> [WHAT TO WORK ON]: Leaving out the pictures, please retype each record exactly.

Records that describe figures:

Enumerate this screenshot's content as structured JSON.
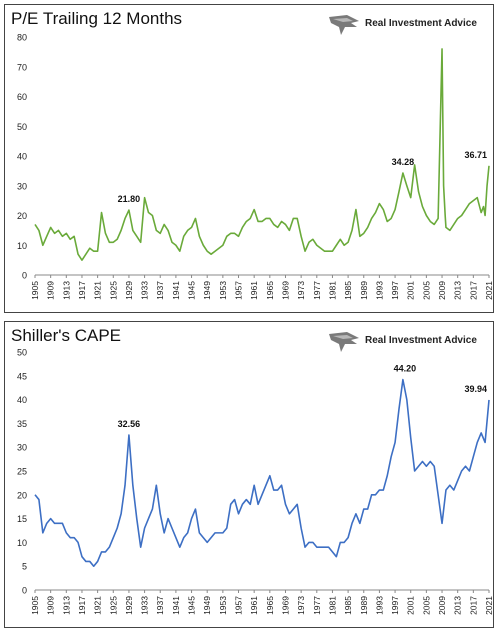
{
  "logo": {
    "text": "Real Investment Advice",
    "icon": "eagle-logo-icon"
  },
  "colors": {
    "pe": "#6aaa3a",
    "cape": "#3d6fc4"
  },
  "chart_data": [
    {
      "type": "line",
      "title": "P/E Trailing 12 Months",
      "xlim": [
        1905,
        2021
      ],
      "ylim": [
        0,
        80
      ],
      "yticks": [
        0,
        10,
        20,
        30,
        40,
        50,
        60,
        70,
        80
      ],
      "xticks": [
        1905,
        1909,
        1913,
        1917,
        1921,
        1925,
        1929,
        1933,
        1937,
        1941,
        1945,
        1949,
        1953,
        1957,
        1961,
        1965,
        1969,
        1973,
        1977,
        1981,
        1985,
        1989,
        1993,
        1997,
        2001,
        2005,
        2009,
        2013,
        2017,
        2021
      ],
      "grid": false,
      "series": [
        {
          "color": "#6aaa3a",
          "x": [
            1905,
            1906,
            1907,
            1908,
            1909,
            1910,
            1911,
            1912,
            1913,
            1914,
            1915,
            1916,
            1917,
            1918,
            1919,
            1920,
            1921,
            1922,
            1923,
            1924,
            1925,
            1926,
            1927,
            1928,
            1929,
            1930,
            1931,
            1932,
            1933,
            1934,
            1935,
            1936,
            1937,
            1938,
            1939,
            1940,
            1941,
            1942,
            1943,
            1944,
            1945,
            1946,
            1947,
            1948,
            1949,
            1950,
            1951,
            1952,
            1953,
            1954,
            1955,
            1956,
            1957,
            1958,
            1959,
            1960,
            1961,
            1962,
            1963,
            1964,
            1965,
            1966,
            1967,
            1968,
            1969,
            1970,
            1971,
            1972,
            1973,
            1974,
            1975,
            1976,
            1977,
            1978,
            1979,
            1980,
            1981,
            1982,
            1983,
            1984,
            1985,
            1986,
            1987,
            1988,
            1989,
            1990,
            1991,
            1992,
            1993,
            1994,
            1995,
            1996,
            1997,
            1998,
            1999,
            2000,
            2001,
            2002,
            2003,
            2004,
            2005,
            2006,
            2007,
            2008,
            2009,
            2009.4,
            2009.8,
            2010,
            2011,
            2012,
            2013,
            2014,
            2015,
            2016,
            2017,
            2018,
            2019,
            2019.6,
            2020,
            2020.5,
            2021
          ],
          "y": [
            17,
            15,
            10,
            13,
            16,
            14,
            15,
            13,
            14,
            12,
            13,
            7,
            5,
            7,
            9,
            8,
            8,
            21,
            14,
            11,
            11,
            12,
            15,
            19,
            21.8,
            15,
            13,
            11,
            26,
            21,
            20,
            15,
            14,
            17,
            15,
            11,
            10,
            8,
            13,
            15,
            16,
            19,
            13,
            10,
            8,
            7,
            8,
            9,
            10,
            13,
            14,
            14,
            13,
            16,
            18,
            19,
            22,
            18,
            18,
            19,
            19,
            17,
            16,
            18,
            17,
            15,
            19,
            19,
            13,
            8,
            11,
            12,
            10,
            9,
            8,
            8,
            8,
            10,
            12,
            10,
            11,
            15,
            22,
            13,
            14,
            16,
            19,
            21,
            24,
            22,
            18,
            19,
            22,
            28,
            34.28,
            30,
            26,
            37,
            28,
            23,
            20,
            18,
            17,
            19,
            76,
            30,
            20,
            16,
            15,
            17,
            19,
            20,
            22,
            24,
            25,
            26,
            21,
            23,
            20,
            30,
            36.71
          ]
        }
      ],
      "annotations": [
        {
          "x": 1929,
          "y": 21.8,
          "text": "21.80"
        },
        {
          "x": 1999,
          "y": 34.28,
          "text": "34.28"
        },
        {
          "x": 2021,
          "y": 36.71,
          "text": "36.71"
        }
      ]
    },
    {
      "type": "line",
      "title": "Shiller's CAPE",
      "xlim": [
        1905,
        2021
      ],
      "ylim": [
        0,
        50
      ],
      "yticks": [
        0,
        5,
        10,
        15,
        20,
        25,
        30,
        35,
        40,
        45,
        50
      ],
      "xticks": [
        1905,
        1909,
        1913,
        1917,
        1921,
        1925,
        1929,
        1933,
        1937,
        1941,
        1945,
        1949,
        1953,
        1957,
        1961,
        1965,
        1969,
        1973,
        1977,
        1981,
        1985,
        1989,
        1993,
        1997,
        2001,
        2005,
        2009,
        2013,
        2017,
        2021
      ],
      "grid": false,
      "series": [
        {
          "color": "#3d6fc4",
          "x": [
            1905,
            1906,
            1907,
            1908,
            1909,
            1910,
            1911,
            1912,
            1913,
            1914,
            1915,
            1916,
            1917,
            1918,
            1919,
            1920,
            1921,
            1922,
            1923,
            1924,
            1925,
            1926,
            1927,
            1928,
            1929,
            1930,
            1931,
            1932,
            1933,
            1934,
            1935,
            1936,
            1937,
            1938,
            1939,
            1940,
            1941,
            1942,
            1943,
            1944,
            1945,
            1946,
            1947,
            1948,
            1949,
            1950,
            1951,
            1952,
            1953,
            1954,
            1955,
            1956,
            1957,
            1958,
            1959,
            1960,
            1961,
            1962,
            1963,
            1964,
            1965,
            1966,
            1967,
            1968,
            1969,
            1970,
            1971,
            1972,
            1973,
            1974,
            1975,
            1976,
            1977,
            1978,
            1979,
            1980,
            1981,
            1982,
            1983,
            1984,
            1985,
            1986,
            1987,
            1988,
            1989,
            1990,
            1991,
            1992,
            1993,
            1994,
            1995,
            1996,
            1997,
            1998,
            1999,
            2000,
            2001,
            2002,
            2003,
            2004,
            2005,
            2006,
            2007,
            2008,
            2009,
            2010,
            2011,
            2012,
            2013,
            2014,
            2015,
            2016,
            2017,
            2018,
            2019,
            2020,
            2021
          ],
          "y": [
            20,
            19,
            12,
            14,
            15,
            14,
            14,
            14,
            12,
            11,
            11,
            10,
            7,
            6,
            6,
            5,
            6,
            8,
            8,
            9,
            11,
            13,
            16,
            22,
            32.56,
            22,
            15,
            9,
            13,
            15,
            17,
            22,
            16,
            12,
            15,
            13,
            11,
            9,
            11,
            12,
            15,
            17,
            12,
            11,
            10,
            11,
            12,
            12,
            12,
            13,
            18,
            19,
            16,
            18,
            19,
            18,
            22,
            18,
            20,
            22,
            24,
            21,
            21,
            22,
            18,
            16,
            17,
            18,
            13,
            9,
            10,
            10,
            9,
            9,
            9,
            9,
            8,
            7,
            10,
            10,
            11,
            14,
            16,
            14,
            17,
            17,
            20,
            20,
            21,
            21,
            24,
            28,
            31,
            38,
            44.2,
            40,
            32,
            25,
            26,
            27,
            26,
            27,
            26,
            20,
            14,
            21,
            22,
            21,
            23,
            25,
            26,
            25,
            28,
            31,
            33,
            31,
            39.94
          ]
        }
      ],
      "annotations": [
        {
          "x": 1929,
          "y": 32.56,
          "text": "32.56"
        },
        {
          "x": 1999.5,
          "y": 44.2,
          "text": "44.20"
        },
        {
          "x": 2021,
          "y": 39.94,
          "text": "39.94"
        }
      ]
    }
  ]
}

> [OUTPUT FOR THIS TASK]:
Enumerate this screenshot's content as structured JSON.
{
  "logo": {
    "text": "Real Investment Advice",
    "icon": "eagle-logo-icon"
  },
  "colors": {
    "pe": "#6aaa3a",
    "cape": "#3d6fc4"
  },
  "chart_data": [
    {
      "type": "line",
      "title": "P/E Trailing 12 Months",
      "xlim": [
        1905,
        2021
      ],
      "ylim": [
        0,
        80
      ],
      "yticks": [
        0,
        10,
        20,
        30,
        40,
        50,
        60,
        70,
        80
      ],
      "xticks": [
        1905,
        1909,
        1913,
        1917,
        1921,
        1925,
        1929,
        1933,
        1937,
        1941,
        1945,
        1949,
        1953,
        1957,
        1961,
        1965,
        1969,
        1973,
        1977,
        1981,
        1985,
        1989,
        1993,
        1997,
        2001,
        2005,
        2009,
        2013,
        2017,
        2021
      ],
      "grid": false,
      "series": [
        {
          "color": "#6aaa3a",
          "x": [
            1905,
            1906,
            1907,
            1908,
            1909,
            1910,
            1911,
            1912,
            1913,
            1914,
            1915,
            1916,
            1917,
            1918,
            1919,
            1920,
            1921,
            1922,
            1923,
            1924,
            1925,
            1926,
            1927,
            1928,
            1929,
            1930,
            1931,
            1932,
            1933,
            1934,
            1935,
            1936,
            1937,
            1938,
            1939,
            1940,
            1941,
            1942,
            1943,
            1944,
            1945,
            1946,
            1947,
            1948,
            1949,
            1950,
            1951,
            1952,
            1953,
            1954,
            1955,
            1956,
            1957,
            1958,
            1959,
            1960,
            1961,
            1962,
            1963,
            1964,
            1965,
            1966,
            1967,
            1968,
            1969,
            1970,
            1971,
            1972,
            1973,
            1974,
            1975,
            1976,
            1977,
            1978,
            1979,
            1980,
            1981,
            1982,
            1983,
            1984,
            1985,
            1986,
            1987,
            1988,
            1989,
            1990,
            1991,
            1992,
            1993,
            1994,
            1995,
            1996,
            1997,
            1998,
            1999,
            2000,
            2001,
            2002,
            2003,
            2004,
            2005,
            2006,
            2007,
            2008,
            2009,
            2009.4,
            2009.8,
            2010,
            2011,
            2012,
            2013,
            2014,
            2015,
            2016,
            2017,
            2018,
            2019,
            2019.6,
            2020,
            2020.5,
            2021
          ],
          "y": [
            17,
            15,
            10,
            13,
            16,
            14,
            15,
            13,
            14,
            12,
            13,
            7,
            5,
            7,
            9,
            8,
            8,
            21,
            14,
            11,
            11,
            12,
            15,
            19,
            21.8,
            15,
            13,
            11,
            26,
            21,
            20,
            15,
            14,
            17,
            15,
            11,
            10,
            8,
            13,
            15,
            16,
            19,
            13,
            10,
            8,
            7,
            8,
            9,
            10,
            13,
            14,
            14,
            13,
            16,
            18,
            19,
            22,
            18,
            18,
            19,
            19,
            17,
            16,
            18,
            17,
            15,
            19,
            19,
            13,
            8,
            11,
            12,
            10,
            9,
            8,
            8,
            8,
            10,
            12,
            10,
            11,
            15,
            22,
            13,
            14,
            16,
            19,
            21,
            24,
            22,
            18,
            19,
            22,
            28,
            34.28,
            30,
            26,
            37,
            28,
            23,
            20,
            18,
            17,
            19,
            76,
            30,
            20,
            16,
            15,
            17,
            19,
            20,
            22,
            24,
            25,
            26,
            21,
            23,
            20,
            30,
            36.71
          ]
        }
      ],
      "annotations": [
        {
          "x": 1929,
          "y": 21.8,
          "text": "21.80"
        },
        {
          "x": 1999,
          "y": 34.28,
          "text": "34.28"
        },
        {
          "x": 2021,
          "y": 36.71,
          "text": "36.71"
        }
      ]
    },
    {
      "type": "line",
      "title": "Shiller's CAPE",
      "xlim": [
        1905,
        2021
      ],
      "ylim": [
        0,
        50
      ],
      "yticks": [
        0,
        5,
        10,
        15,
        20,
        25,
        30,
        35,
        40,
        45,
        50
      ],
      "xticks": [
        1905,
        1909,
        1913,
        1917,
        1921,
        1925,
        1929,
        1933,
        1937,
        1941,
        1945,
        1949,
        1953,
        1957,
        1961,
        1965,
        1969,
        1973,
        1977,
        1981,
        1985,
        1989,
        1993,
        1997,
        2001,
        2005,
        2009,
        2013,
        2017,
        2021
      ],
      "grid": false,
      "series": [
        {
          "color": "#3d6fc4",
          "x": [
            1905,
            1906,
            1907,
            1908,
            1909,
            1910,
            1911,
            1912,
            1913,
            1914,
            1915,
            1916,
            1917,
            1918,
            1919,
            1920,
            1921,
            1922,
            1923,
            1924,
            1925,
            1926,
            1927,
            1928,
            1929,
            1930,
            1931,
            1932,
            1933,
            1934,
            1935,
            1936,
            1937,
            1938,
            1939,
            1940,
            1941,
            1942,
            1943,
            1944,
            1945,
            1946,
            1947,
            1948,
            1949,
            1950,
            1951,
            1952,
            1953,
            1954,
            1955,
            1956,
            1957,
            1958,
            1959,
            1960,
            1961,
            1962,
            1963,
            1964,
            1965,
            1966,
            1967,
            1968,
            1969,
            1970,
            1971,
            1972,
            1973,
            1974,
            1975,
            1976,
            1977,
            1978,
            1979,
            1980,
            1981,
            1982,
            1983,
            1984,
            1985,
            1986,
            1987,
            1988,
            1989,
            1990,
            1991,
            1992,
            1993,
            1994,
            1995,
            1996,
            1997,
            1998,
            1999,
            2000,
            2001,
            2002,
            2003,
            2004,
            2005,
            2006,
            2007,
            2008,
            2009,
            2010,
            2011,
            2012,
            2013,
            2014,
            2015,
            2016,
            2017,
            2018,
            2019,
            2020,
            2021
          ],
          "y": [
            20,
            19,
            12,
            14,
            15,
            14,
            14,
            14,
            12,
            11,
            11,
            10,
            7,
            6,
            6,
            5,
            6,
            8,
            8,
            9,
            11,
            13,
            16,
            22,
            32.56,
            22,
            15,
            9,
            13,
            15,
            17,
            22,
            16,
            12,
            15,
            13,
            11,
            9,
            11,
            12,
            15,
            17,
            12,
            11,
            10,
            11,
            12,
            12,
            12,
            13,
            18,
            19,
            16,
            18,
            19,
            18,
            22,
            18,
            20,
            22,
            24,
            21,
            21,
            22,
            18,
            16,
            17,
            18,
            13,
            9,
            10,
            10,
            9,
            9,
            9,
            9,
            8,
            7,
            10,
            10,
            11,
            14,
            16,
            14,
            17,
            17,
            20,
            20,
            21,
            21,
            24,
            28,
            31,
            38,
            44.2,
            40,
            32,
            25,
            26,
            27,
            26,
            27,
            26,
            20,
            14,
            21,
            22,
            21,
            23,
            25,
            26,
            25,
            28,
            31,
            33,
            31,
            39.94
          ]
        }
      ],
      "annotations": [
        {
          "x": 1929,
          "y": 32.56,
          "text": "32.56"
        },
        {
          "x": 1999.5,
          "y": 44.2,
          "text": "44.20"
        },
        {
          "x": 2021,
          "y": 39.94,
          "text": "39.94"
        }
      ]
    }
  ]
}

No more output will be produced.